EXERCISE -> Reproduce each line bearing the word "joint".

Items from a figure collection
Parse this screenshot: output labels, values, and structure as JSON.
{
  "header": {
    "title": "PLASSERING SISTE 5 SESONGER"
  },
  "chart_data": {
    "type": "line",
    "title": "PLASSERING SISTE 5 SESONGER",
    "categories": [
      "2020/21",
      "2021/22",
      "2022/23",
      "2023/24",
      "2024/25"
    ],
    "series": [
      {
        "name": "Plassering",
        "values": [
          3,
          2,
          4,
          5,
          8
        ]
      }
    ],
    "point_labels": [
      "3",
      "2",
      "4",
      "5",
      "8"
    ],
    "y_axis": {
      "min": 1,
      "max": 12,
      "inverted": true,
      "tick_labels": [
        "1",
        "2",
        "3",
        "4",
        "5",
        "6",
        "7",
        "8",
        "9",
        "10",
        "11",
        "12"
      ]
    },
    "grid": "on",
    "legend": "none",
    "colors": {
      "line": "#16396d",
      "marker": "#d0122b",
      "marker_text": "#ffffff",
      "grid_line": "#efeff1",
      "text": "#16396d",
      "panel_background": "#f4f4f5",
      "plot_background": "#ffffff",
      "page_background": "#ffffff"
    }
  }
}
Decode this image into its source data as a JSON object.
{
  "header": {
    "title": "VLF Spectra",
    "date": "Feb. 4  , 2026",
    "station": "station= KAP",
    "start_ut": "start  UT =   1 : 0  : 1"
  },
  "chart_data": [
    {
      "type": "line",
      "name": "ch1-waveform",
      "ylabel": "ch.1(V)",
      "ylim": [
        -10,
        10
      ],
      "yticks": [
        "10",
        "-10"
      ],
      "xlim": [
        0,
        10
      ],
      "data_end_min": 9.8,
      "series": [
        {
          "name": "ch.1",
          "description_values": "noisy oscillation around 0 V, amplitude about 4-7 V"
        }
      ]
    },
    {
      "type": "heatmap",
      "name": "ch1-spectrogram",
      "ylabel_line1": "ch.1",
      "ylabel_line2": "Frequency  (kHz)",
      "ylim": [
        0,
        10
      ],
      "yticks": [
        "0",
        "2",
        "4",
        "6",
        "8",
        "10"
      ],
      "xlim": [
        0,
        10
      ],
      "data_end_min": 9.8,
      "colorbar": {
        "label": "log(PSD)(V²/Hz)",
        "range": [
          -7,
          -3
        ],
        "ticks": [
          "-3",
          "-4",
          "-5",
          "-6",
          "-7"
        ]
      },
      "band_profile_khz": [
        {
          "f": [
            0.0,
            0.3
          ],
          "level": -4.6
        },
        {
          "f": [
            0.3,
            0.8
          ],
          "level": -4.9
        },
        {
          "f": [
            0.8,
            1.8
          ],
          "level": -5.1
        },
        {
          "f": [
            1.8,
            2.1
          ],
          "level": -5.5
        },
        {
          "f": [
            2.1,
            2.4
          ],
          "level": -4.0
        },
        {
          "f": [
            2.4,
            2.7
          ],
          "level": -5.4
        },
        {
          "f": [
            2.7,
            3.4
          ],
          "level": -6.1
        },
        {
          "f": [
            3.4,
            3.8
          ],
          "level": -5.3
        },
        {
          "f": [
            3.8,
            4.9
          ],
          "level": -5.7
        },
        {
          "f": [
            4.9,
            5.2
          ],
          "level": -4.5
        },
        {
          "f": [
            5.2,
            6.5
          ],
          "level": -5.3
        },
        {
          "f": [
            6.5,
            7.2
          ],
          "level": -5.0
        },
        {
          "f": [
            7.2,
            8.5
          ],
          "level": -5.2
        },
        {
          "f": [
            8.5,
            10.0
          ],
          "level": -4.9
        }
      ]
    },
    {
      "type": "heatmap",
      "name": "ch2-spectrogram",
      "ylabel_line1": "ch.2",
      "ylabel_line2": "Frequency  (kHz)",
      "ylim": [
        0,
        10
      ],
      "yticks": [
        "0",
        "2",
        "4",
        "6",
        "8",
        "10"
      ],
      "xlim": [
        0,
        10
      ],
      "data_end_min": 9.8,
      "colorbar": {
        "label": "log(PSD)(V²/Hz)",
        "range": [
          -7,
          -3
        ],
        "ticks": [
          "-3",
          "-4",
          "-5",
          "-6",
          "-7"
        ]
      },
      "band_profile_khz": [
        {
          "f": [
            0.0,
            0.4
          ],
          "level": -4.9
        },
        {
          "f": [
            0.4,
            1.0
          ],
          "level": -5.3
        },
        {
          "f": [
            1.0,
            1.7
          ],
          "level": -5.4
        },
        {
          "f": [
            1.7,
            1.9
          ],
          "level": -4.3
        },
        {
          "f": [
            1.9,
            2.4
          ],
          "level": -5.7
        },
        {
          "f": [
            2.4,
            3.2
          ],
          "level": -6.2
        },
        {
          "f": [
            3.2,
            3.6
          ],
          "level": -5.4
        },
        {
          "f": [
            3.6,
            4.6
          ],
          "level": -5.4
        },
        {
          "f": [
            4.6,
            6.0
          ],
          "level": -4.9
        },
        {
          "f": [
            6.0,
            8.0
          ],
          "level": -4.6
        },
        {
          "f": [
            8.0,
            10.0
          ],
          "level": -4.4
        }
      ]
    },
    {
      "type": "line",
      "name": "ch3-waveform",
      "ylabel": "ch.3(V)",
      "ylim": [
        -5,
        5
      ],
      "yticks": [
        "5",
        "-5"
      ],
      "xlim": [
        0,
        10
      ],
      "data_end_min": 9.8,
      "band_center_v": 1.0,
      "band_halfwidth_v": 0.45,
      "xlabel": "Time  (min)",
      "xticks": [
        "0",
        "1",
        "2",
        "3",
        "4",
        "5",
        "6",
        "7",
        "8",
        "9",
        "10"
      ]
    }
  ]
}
...
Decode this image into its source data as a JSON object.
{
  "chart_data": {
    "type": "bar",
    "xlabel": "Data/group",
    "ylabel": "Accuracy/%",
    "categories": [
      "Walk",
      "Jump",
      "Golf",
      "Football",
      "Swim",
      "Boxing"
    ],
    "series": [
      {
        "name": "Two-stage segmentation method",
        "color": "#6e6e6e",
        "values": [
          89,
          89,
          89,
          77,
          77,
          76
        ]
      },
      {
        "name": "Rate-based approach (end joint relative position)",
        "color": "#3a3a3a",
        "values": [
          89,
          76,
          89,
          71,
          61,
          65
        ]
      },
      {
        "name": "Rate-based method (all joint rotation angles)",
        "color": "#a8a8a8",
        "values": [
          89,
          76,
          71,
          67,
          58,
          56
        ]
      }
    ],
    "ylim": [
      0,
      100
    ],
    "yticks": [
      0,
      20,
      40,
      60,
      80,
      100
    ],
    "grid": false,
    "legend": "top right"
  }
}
--
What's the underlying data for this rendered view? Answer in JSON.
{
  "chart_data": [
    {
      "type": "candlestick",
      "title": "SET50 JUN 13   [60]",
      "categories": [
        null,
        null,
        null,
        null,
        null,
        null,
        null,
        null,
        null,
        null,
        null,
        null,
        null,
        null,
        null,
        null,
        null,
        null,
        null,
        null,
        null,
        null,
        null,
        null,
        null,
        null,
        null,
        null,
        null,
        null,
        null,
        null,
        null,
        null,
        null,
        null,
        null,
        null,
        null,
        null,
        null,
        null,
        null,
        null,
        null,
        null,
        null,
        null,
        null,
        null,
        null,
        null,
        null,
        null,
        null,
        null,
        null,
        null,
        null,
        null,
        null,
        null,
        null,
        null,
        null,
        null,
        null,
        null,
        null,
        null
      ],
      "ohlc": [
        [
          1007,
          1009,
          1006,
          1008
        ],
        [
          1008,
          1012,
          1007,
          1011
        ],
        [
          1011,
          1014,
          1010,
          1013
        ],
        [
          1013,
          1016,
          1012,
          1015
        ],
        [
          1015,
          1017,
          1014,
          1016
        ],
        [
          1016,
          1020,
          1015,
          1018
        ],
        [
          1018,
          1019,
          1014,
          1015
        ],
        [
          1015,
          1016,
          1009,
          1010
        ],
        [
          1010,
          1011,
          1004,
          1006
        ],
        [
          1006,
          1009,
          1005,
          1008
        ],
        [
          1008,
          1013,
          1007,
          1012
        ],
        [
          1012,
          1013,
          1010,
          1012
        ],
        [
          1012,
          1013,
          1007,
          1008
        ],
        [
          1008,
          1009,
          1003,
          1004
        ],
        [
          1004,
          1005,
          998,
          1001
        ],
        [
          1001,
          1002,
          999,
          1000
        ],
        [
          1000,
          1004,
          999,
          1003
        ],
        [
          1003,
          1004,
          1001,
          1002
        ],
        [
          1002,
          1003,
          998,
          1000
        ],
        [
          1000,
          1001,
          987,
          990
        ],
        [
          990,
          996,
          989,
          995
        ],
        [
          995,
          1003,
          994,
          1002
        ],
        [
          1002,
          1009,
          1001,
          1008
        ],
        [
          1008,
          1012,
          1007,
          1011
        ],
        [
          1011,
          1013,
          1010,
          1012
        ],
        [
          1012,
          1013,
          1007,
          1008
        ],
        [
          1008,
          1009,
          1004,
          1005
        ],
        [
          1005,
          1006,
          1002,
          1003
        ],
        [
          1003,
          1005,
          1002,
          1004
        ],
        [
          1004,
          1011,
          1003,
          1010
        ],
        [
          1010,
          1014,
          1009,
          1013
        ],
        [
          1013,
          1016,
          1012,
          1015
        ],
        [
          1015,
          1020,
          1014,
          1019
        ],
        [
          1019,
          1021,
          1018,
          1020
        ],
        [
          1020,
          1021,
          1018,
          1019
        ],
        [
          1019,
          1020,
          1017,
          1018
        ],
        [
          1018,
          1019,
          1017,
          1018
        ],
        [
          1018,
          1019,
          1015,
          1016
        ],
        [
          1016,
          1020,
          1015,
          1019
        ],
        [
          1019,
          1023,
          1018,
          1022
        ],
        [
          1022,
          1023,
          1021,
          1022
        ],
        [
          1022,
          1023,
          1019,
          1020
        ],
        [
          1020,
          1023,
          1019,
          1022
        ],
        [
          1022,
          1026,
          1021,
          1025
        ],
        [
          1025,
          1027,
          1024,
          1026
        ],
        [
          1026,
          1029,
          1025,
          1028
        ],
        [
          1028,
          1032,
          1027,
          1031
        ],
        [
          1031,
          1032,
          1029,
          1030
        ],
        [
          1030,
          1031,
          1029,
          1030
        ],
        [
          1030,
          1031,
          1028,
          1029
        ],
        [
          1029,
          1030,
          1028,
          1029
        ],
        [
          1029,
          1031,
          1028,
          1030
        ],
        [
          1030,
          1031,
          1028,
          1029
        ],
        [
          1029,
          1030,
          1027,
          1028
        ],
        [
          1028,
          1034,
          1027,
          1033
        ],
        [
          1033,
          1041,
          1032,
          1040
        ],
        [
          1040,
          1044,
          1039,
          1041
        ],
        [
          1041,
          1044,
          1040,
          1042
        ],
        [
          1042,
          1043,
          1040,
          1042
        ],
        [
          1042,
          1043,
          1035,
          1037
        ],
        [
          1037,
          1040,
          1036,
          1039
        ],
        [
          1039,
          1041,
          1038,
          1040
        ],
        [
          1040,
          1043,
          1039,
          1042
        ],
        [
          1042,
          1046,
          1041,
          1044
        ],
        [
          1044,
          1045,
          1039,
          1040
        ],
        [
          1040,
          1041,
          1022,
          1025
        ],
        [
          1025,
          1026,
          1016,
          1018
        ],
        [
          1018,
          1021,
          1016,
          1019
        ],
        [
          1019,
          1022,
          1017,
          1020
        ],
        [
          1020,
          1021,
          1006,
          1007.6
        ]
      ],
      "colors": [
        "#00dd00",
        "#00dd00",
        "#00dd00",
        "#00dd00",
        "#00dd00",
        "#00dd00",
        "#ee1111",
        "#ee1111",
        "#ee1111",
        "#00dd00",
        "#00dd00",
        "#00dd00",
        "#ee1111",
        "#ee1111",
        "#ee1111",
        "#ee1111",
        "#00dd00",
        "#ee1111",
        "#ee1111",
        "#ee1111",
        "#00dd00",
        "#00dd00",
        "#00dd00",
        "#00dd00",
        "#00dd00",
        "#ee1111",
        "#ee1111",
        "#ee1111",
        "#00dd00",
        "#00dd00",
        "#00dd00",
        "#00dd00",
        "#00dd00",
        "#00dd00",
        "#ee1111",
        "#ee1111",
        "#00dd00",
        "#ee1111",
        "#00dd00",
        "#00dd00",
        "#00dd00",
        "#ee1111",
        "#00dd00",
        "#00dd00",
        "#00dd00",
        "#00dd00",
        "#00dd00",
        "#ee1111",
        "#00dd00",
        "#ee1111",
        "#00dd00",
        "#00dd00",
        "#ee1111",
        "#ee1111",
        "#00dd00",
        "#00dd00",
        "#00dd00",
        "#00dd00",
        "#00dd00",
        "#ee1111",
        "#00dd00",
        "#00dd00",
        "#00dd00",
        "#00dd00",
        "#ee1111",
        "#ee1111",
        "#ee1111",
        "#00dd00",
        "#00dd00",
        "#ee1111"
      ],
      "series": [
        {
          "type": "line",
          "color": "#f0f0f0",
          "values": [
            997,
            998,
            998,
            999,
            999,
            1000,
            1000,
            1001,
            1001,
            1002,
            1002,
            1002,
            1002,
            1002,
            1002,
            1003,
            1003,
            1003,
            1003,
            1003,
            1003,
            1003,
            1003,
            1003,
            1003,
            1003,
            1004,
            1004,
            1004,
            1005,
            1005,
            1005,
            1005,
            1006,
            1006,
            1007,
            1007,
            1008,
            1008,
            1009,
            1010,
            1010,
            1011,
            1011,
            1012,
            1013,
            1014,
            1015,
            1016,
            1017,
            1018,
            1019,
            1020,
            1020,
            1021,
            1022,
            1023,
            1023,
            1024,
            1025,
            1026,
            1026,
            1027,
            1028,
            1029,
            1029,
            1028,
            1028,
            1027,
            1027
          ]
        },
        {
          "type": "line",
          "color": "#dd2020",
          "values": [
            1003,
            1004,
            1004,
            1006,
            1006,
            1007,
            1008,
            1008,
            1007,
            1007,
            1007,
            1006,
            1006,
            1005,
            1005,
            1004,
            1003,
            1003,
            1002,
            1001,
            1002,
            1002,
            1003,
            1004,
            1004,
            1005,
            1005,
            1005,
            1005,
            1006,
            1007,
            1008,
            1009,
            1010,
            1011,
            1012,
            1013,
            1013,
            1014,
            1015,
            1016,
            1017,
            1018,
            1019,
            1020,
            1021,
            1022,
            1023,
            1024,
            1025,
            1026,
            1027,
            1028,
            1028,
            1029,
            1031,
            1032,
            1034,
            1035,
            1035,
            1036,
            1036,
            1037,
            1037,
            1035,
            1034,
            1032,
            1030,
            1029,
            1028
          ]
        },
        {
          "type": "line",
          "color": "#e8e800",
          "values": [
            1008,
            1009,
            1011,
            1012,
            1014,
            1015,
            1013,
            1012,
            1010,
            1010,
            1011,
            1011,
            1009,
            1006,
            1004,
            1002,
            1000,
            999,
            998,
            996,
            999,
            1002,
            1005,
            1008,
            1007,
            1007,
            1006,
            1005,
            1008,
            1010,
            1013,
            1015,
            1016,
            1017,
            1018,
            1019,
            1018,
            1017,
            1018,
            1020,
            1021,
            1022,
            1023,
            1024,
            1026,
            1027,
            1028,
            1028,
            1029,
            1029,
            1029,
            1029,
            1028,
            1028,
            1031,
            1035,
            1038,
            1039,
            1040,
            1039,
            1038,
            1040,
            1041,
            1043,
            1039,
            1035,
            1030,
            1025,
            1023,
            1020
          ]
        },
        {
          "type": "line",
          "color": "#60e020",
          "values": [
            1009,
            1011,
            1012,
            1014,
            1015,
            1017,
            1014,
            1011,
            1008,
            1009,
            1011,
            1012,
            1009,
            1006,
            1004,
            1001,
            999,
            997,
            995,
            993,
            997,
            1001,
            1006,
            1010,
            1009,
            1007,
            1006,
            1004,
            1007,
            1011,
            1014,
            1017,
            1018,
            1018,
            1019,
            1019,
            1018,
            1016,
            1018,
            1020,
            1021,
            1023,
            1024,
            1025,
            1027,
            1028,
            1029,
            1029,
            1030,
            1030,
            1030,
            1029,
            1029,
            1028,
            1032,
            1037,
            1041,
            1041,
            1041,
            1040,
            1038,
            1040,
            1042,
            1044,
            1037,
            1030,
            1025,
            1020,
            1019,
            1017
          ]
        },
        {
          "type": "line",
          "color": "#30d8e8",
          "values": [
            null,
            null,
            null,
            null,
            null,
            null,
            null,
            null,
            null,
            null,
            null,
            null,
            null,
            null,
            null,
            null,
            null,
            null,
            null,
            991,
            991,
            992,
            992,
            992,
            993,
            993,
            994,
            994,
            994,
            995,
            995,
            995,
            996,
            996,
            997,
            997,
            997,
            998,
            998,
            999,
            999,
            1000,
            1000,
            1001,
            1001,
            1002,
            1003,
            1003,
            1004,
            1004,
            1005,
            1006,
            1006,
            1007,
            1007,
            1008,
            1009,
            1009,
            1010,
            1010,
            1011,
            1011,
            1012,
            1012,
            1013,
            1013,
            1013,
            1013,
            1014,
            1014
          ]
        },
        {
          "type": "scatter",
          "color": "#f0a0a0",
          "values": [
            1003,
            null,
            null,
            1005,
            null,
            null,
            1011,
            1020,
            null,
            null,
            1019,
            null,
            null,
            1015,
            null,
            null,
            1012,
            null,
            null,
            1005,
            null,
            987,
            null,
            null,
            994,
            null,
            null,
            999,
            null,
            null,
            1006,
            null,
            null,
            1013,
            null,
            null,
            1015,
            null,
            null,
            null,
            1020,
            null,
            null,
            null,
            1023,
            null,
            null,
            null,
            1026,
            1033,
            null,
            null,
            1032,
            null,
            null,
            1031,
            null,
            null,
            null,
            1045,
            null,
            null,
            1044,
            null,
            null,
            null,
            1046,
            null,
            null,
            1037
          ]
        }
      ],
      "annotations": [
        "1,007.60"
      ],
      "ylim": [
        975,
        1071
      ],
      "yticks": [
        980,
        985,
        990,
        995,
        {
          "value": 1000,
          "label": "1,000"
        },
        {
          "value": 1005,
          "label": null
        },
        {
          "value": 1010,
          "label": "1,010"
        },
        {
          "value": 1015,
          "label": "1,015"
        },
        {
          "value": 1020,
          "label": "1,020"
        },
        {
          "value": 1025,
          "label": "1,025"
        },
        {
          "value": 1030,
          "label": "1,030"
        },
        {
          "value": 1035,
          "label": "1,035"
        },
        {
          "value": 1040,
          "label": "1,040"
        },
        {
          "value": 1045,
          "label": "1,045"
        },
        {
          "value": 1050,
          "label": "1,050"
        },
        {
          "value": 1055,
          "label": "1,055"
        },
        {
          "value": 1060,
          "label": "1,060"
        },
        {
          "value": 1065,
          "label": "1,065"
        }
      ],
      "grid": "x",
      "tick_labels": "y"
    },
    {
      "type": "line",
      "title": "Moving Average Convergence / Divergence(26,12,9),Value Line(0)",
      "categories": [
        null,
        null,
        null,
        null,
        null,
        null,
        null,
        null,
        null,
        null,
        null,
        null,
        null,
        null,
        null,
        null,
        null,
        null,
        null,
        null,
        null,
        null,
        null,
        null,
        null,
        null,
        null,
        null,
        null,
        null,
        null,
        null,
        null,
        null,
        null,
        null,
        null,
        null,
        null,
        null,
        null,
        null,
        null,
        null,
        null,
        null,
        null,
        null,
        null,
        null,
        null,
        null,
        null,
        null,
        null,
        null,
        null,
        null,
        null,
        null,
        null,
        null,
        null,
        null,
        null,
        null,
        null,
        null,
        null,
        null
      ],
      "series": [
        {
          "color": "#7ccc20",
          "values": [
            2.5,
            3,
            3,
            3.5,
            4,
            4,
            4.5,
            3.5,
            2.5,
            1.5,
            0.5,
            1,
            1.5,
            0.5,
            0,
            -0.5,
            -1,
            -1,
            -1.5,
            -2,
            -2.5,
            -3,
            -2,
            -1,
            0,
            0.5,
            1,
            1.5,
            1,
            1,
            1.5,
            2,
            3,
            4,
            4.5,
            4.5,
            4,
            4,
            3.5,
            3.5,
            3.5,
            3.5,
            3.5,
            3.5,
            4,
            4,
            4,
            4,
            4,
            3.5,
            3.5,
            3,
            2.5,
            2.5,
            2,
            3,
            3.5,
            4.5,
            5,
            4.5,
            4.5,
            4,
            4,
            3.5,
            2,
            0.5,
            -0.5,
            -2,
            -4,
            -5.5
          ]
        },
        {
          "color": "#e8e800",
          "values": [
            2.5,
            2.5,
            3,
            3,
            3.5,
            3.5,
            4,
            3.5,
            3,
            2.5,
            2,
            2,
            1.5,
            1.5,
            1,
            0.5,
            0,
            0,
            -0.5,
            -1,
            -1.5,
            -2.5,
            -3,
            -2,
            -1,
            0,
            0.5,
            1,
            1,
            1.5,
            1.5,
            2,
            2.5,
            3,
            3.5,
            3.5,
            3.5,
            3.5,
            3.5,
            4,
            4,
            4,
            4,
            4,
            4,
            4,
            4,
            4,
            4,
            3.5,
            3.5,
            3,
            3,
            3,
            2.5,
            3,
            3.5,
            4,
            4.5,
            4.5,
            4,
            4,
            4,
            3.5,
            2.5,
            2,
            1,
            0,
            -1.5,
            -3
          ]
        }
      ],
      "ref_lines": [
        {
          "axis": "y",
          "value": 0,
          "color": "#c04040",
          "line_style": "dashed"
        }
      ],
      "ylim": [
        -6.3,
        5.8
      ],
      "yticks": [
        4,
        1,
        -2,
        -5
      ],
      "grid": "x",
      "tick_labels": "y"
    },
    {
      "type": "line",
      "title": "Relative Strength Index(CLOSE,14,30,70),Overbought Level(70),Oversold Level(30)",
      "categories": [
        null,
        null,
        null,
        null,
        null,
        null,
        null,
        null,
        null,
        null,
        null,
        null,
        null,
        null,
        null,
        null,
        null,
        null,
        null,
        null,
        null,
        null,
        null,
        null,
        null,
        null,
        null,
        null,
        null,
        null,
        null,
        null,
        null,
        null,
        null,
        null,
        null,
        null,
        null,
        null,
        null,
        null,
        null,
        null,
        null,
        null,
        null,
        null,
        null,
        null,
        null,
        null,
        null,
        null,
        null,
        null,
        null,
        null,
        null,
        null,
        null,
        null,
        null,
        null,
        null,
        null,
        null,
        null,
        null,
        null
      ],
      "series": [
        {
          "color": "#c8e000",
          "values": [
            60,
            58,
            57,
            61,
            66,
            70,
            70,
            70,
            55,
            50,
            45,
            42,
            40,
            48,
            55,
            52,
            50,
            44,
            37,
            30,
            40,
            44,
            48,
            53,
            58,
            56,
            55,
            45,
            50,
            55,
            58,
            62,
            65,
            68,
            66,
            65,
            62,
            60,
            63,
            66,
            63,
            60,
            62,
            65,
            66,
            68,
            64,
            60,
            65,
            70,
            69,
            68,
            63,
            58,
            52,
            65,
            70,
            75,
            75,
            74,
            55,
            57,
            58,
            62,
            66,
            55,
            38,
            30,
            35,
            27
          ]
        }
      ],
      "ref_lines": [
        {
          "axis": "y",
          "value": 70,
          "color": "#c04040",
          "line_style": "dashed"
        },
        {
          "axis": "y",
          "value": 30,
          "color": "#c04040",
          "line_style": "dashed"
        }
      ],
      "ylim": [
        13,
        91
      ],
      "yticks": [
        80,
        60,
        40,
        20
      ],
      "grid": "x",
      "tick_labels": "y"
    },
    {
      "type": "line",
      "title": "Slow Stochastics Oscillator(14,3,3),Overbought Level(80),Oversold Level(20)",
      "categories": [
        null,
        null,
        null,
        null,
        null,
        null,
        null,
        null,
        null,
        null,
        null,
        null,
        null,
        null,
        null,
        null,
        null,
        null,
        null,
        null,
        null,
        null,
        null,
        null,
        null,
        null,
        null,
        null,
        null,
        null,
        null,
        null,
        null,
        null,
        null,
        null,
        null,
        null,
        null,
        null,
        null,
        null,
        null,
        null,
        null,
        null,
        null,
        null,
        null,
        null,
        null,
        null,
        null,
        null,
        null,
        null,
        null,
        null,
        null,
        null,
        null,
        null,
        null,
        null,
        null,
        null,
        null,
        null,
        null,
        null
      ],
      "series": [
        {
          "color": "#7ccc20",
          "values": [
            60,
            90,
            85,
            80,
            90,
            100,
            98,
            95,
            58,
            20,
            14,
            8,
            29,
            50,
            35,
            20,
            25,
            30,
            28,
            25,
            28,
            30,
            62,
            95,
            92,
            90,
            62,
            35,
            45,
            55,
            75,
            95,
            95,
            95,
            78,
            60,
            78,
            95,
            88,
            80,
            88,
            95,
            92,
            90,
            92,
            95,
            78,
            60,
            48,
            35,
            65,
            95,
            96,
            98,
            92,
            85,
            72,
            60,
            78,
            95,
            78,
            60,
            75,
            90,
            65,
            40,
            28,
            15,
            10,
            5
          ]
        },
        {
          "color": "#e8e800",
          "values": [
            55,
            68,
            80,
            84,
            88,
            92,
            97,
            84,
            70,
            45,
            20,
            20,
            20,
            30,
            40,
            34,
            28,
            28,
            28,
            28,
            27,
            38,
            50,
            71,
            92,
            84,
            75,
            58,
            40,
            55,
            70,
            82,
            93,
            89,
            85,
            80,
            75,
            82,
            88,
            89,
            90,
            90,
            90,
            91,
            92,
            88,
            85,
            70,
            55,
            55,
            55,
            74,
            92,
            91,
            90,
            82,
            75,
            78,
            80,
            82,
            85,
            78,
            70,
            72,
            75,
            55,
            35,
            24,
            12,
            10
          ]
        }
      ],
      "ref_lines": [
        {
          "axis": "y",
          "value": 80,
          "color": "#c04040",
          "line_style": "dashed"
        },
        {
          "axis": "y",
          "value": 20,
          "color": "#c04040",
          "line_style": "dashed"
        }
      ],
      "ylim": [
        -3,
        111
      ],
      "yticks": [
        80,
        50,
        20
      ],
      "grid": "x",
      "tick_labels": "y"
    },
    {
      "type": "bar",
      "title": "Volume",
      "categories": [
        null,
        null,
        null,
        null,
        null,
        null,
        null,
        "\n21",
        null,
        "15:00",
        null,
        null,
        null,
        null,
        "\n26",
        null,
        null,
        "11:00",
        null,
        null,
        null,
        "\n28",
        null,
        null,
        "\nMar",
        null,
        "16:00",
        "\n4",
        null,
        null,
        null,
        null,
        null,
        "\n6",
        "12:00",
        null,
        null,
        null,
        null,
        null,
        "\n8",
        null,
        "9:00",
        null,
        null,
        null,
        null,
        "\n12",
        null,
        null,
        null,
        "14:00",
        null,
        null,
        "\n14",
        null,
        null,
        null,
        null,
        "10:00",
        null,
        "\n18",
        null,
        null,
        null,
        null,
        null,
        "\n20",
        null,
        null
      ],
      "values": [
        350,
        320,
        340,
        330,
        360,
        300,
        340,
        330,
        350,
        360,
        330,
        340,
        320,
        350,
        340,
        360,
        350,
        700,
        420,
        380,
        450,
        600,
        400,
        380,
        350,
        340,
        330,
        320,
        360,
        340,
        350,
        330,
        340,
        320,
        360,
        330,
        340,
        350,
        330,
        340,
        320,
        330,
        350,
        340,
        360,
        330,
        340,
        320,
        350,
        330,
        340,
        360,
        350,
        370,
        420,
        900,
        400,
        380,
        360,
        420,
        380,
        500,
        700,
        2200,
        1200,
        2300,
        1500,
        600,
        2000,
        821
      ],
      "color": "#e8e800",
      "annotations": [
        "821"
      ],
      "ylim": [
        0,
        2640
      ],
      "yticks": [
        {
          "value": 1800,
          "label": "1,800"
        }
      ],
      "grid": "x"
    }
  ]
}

EXERCISE SOLUTION ->
        "name": "Rate-based approach (end joint relative position)",
        "name": "Rate-based method (all joint rotation angles)",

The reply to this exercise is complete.